(Exercise) Any picture among the records should be left out, please; retype the rest exactly.

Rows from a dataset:
[start]
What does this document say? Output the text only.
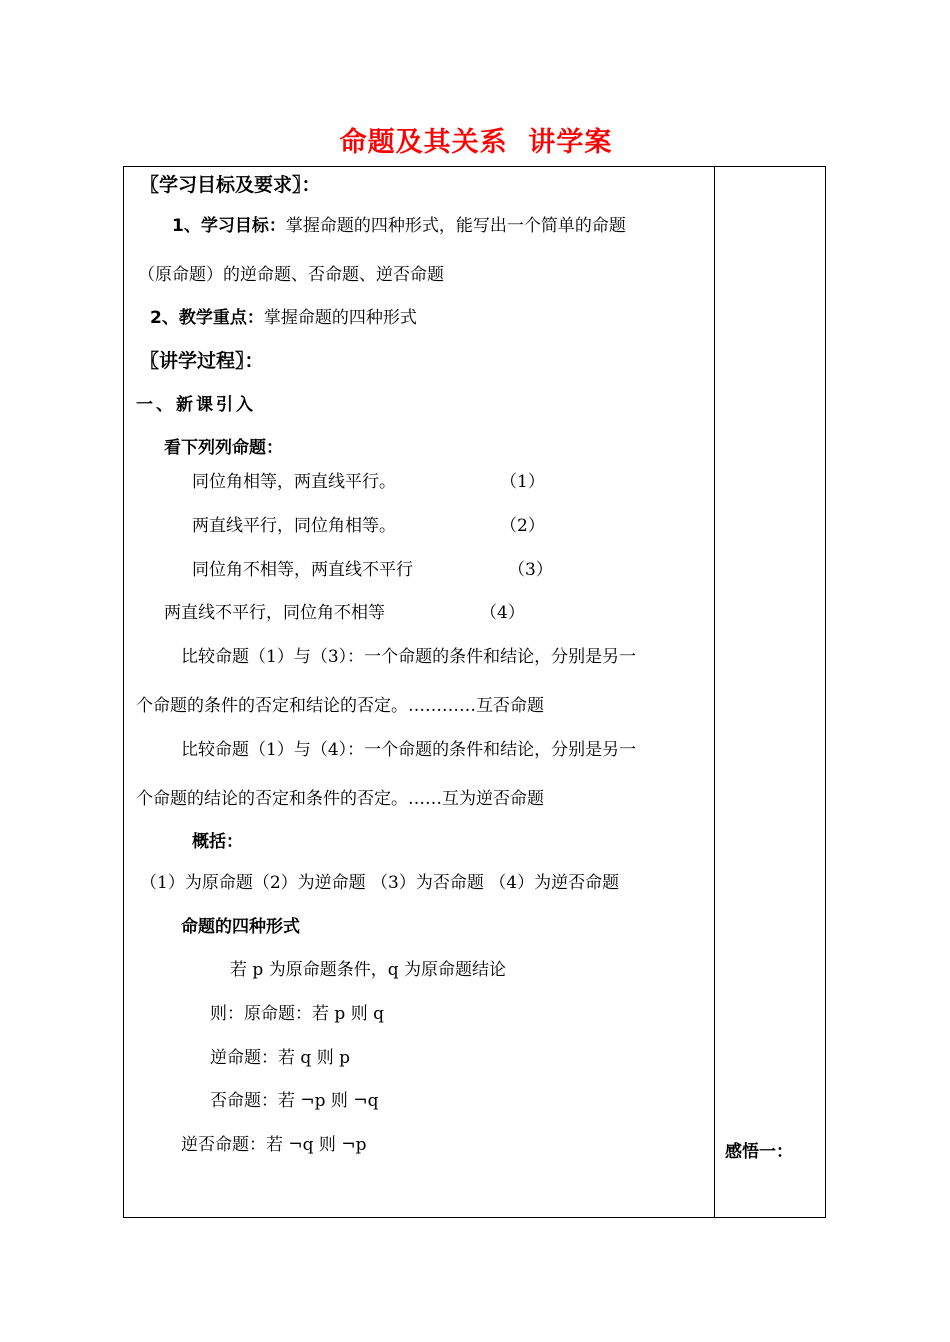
命题及其关系  讲学案
〖学习目标及要求〗：
1、学习目标：掌握命题的四种形式，能写出一个简单的命题
（原命题）的逆命题、否命题、逆否命题
2、教学重点：掌握命题的四种形式
〖讲学过程〗：
一、新课引入
看下列列命题：
同位角相等，两直线平行。	（1）
两直线平行，同位角相等。	（2）
同位角不相等，两直线不平行	（3）
两直线不平行，同位角不相等	（4）
比较命题（1）与（3）：一个命题的条件和结论，分别是另一
个命题的条件的否定和结论的否定。…………互否命题
比较命题（1）与（4）：一个命题的条件和结论，分别是另一
个命题的结论的否定和条件的否定。……互为逆否命题
概括：
（1）为原命题（2）为逆命题 （3）为否命题 （4）为逆否命题
命题的四种形式
若 p 为原命题条件，q 为原命题结论
则：原命题：若 p 则 q
逆命题：若 q 则 p
否命题：若 ¬p 则 ¬q
逆否命题：若 ¬q 则 ¬p	感悟一：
[end]
(Answer)
What does this document say? Output the text only.
命题及其关系  讲学案
〖学习目标及要求〗：
1、学习目标：掌握命题的四种形式，能写出一个简单的命题
（原命题）的逆命题、否命题、逆否命题
2、教学重点：掌握命题的四种形式
〖讲学过程〗：
一、新课引入
看下列列命题：
同位角相等，两直线平行。	（1）
两直线平行，同位角相等。	（2）
同位角不相等，两直线不平行	（3）
两直线不平行，同位角不相等	（4）
比较命题（1）与（3）：一个命题的条件和结论，分别是另一
个命题的条件的否定和结论的否定。…………互否命题
比较命题（1）与（4）：一个命题的条件和结论，分别是另一
个命题的结论的否定和条件的否定。……互为逆否命题
概括：
（1）为原命题（2）为逆命题 （3）为否命题 （4）为逆否命题
命题的四种形式
若 p 为原命题条件，q 为原命题结论
则：原命题：若 p 则 q
逆命题：若 q 则 p
否命题：若 ¬p 则 ¬q
逆否命题：若 ¬q 则 ¬p	感悟一：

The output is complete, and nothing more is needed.